[Figure content listings]
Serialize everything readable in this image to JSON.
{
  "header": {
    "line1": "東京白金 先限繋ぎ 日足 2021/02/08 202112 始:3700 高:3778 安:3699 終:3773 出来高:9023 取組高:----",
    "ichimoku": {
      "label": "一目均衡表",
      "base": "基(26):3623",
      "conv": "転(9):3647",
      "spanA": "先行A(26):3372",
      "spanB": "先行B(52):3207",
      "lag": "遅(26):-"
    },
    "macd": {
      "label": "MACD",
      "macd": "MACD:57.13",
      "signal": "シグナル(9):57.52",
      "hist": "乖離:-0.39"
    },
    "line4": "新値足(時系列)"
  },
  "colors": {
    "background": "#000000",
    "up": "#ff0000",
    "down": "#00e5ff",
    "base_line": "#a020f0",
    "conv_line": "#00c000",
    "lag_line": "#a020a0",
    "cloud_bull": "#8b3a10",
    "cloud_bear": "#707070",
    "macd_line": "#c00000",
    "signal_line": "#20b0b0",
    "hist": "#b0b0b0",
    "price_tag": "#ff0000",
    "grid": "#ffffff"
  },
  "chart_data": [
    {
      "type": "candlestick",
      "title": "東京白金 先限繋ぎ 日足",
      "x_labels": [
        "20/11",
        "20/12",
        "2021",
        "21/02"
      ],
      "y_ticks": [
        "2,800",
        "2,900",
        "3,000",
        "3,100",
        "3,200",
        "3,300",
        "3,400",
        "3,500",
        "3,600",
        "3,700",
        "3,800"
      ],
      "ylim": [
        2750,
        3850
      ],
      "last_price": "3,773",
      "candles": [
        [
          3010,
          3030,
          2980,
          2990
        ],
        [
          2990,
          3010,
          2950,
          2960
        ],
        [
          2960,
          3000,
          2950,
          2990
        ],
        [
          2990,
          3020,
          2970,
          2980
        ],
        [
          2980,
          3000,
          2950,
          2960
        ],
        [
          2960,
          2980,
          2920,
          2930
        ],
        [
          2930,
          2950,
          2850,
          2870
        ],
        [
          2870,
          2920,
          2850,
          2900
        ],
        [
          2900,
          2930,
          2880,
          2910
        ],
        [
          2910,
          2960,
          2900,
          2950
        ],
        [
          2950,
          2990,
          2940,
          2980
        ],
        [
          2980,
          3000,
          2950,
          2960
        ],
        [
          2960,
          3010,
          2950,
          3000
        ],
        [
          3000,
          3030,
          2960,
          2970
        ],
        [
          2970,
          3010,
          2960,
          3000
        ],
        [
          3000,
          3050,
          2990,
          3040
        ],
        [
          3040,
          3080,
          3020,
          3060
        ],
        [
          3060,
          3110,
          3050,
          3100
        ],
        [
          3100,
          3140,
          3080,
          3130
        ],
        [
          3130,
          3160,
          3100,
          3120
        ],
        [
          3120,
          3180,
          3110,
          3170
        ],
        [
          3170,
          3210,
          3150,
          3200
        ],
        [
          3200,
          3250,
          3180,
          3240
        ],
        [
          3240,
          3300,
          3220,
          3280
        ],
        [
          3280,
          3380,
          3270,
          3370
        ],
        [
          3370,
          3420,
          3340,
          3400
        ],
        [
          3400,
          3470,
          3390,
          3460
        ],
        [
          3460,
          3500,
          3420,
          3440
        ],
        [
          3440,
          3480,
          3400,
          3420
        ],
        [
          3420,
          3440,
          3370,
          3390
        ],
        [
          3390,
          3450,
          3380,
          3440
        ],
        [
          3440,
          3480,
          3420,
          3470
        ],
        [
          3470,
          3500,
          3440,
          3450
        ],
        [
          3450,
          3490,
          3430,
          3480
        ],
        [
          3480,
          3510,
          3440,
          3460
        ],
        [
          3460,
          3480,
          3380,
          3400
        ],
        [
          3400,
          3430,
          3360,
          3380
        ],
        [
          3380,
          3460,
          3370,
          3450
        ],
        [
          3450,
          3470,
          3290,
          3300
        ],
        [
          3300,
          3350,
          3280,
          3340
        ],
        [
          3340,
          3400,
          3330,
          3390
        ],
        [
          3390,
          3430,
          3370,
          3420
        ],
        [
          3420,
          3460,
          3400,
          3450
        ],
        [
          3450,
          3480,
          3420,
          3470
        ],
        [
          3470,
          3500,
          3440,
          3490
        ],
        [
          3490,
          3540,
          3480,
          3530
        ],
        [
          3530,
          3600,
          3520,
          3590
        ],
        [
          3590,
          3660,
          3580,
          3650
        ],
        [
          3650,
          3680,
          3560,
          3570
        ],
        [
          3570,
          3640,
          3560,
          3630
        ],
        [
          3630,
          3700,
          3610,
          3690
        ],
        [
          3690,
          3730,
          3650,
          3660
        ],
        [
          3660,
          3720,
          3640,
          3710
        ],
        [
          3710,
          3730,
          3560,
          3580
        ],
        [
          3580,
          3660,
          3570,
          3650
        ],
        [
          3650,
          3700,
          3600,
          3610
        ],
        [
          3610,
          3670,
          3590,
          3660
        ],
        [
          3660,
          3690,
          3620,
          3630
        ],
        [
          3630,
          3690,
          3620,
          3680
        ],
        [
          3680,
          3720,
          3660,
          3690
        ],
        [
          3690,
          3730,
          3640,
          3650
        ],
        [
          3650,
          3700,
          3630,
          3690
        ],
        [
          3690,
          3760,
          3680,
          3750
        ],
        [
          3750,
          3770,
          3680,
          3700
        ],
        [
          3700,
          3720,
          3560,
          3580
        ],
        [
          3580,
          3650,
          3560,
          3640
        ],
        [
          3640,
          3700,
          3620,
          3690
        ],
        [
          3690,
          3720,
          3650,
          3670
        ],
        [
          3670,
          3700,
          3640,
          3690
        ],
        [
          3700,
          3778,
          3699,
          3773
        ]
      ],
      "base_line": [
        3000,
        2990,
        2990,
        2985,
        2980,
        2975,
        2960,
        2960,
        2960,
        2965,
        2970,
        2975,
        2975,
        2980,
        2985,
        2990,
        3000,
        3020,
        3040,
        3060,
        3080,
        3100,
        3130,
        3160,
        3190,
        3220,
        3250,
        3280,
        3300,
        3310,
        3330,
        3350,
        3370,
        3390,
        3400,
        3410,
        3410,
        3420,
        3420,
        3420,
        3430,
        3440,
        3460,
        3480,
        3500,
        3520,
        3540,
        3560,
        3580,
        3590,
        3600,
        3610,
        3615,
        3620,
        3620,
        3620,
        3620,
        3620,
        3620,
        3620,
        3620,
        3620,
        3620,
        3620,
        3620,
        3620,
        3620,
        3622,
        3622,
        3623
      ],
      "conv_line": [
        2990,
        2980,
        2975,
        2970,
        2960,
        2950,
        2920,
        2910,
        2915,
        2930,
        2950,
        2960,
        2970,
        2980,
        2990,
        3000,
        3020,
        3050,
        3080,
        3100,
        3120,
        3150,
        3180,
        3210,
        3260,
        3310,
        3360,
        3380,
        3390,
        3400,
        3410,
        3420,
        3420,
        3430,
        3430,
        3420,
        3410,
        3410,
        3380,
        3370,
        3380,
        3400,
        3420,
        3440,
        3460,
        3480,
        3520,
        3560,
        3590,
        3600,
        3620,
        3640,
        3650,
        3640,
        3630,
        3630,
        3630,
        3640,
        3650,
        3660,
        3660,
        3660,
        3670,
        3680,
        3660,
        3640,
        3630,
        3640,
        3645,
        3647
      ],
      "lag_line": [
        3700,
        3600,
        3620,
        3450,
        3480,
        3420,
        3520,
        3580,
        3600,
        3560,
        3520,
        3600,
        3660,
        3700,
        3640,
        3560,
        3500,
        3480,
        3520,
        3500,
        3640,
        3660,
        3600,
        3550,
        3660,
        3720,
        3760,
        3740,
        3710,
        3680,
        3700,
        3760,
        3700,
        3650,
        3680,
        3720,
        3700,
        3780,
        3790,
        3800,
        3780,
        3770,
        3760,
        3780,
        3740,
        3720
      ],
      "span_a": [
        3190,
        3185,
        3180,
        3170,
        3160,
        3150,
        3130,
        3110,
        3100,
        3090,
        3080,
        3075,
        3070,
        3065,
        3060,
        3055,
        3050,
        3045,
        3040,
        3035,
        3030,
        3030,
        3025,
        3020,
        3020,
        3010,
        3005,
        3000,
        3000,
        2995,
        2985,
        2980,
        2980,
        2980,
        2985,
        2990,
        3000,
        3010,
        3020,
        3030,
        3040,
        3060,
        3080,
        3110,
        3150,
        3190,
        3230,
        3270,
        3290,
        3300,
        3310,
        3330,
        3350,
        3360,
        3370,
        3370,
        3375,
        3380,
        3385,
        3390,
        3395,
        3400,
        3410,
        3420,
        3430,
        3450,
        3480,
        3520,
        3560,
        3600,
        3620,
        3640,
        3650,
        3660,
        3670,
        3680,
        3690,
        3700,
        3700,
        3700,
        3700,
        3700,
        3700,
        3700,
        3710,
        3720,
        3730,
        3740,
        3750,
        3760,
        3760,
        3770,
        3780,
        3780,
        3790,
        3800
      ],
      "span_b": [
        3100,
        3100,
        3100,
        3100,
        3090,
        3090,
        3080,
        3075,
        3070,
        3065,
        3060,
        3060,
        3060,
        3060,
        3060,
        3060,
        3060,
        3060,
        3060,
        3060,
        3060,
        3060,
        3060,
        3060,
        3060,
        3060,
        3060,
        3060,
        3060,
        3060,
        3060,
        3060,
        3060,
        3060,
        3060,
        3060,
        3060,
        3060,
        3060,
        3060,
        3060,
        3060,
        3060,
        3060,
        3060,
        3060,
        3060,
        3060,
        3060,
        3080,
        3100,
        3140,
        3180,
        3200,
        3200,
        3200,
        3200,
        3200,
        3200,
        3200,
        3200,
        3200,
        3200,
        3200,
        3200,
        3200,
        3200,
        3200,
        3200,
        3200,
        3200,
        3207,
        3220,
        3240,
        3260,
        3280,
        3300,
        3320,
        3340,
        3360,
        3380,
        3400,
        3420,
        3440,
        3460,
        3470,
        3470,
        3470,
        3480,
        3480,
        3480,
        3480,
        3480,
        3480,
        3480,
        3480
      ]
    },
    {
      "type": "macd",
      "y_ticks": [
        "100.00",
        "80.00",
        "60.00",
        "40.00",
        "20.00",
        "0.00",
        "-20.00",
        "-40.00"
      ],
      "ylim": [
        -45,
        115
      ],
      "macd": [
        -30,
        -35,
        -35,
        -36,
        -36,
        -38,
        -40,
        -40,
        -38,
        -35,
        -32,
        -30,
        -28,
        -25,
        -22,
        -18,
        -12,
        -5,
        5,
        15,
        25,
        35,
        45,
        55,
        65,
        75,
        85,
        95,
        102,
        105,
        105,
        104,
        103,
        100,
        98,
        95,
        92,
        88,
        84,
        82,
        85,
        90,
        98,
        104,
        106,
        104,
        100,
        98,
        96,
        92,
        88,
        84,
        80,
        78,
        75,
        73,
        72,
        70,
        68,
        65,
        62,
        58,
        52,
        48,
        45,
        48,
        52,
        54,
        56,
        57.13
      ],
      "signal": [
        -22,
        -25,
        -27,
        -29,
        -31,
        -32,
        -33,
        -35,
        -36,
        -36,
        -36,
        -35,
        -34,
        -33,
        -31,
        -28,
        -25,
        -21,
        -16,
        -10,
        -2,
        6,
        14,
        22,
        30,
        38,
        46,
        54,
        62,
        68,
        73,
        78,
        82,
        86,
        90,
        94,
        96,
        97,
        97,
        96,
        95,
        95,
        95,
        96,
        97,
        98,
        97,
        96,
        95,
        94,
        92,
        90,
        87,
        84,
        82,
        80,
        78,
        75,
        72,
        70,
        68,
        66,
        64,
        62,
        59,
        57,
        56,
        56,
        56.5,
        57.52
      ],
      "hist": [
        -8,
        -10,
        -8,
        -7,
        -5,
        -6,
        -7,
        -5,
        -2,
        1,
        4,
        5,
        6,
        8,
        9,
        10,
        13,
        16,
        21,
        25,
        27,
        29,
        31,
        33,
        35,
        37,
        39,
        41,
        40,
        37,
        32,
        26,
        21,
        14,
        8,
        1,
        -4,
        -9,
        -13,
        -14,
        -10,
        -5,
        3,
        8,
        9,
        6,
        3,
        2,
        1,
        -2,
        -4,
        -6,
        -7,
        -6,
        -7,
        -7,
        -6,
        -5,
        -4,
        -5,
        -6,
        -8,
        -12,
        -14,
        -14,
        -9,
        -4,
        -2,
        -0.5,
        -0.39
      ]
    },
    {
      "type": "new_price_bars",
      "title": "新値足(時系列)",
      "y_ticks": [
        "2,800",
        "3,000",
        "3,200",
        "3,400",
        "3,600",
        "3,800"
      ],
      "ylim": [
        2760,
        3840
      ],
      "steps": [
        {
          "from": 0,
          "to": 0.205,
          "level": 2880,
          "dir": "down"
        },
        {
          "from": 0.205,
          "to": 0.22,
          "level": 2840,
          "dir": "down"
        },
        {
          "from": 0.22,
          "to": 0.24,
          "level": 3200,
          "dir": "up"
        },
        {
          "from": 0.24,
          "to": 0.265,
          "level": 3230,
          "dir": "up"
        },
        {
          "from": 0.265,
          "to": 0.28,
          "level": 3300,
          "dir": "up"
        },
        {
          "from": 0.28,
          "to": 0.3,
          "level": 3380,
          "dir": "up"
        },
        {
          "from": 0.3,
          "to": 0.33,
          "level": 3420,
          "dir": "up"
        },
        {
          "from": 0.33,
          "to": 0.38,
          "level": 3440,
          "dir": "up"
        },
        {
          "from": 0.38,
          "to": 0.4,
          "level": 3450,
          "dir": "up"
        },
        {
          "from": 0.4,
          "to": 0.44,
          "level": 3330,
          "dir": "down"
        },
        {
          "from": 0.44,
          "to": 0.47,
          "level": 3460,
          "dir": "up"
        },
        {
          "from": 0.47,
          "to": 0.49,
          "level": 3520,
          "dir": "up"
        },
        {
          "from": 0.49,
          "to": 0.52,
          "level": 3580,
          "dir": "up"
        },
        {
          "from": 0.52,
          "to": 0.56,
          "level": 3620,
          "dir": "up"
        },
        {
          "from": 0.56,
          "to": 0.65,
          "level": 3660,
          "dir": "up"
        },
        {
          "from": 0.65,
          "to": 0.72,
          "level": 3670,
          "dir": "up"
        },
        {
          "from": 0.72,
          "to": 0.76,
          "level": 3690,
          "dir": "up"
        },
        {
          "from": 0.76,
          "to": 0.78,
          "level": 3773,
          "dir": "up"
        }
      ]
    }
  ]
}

▶ _REQUIRED TASK_: Count the lines of the listing above that include the word "type" and state the total with nothing else.

▶ _THE REPLY_: 3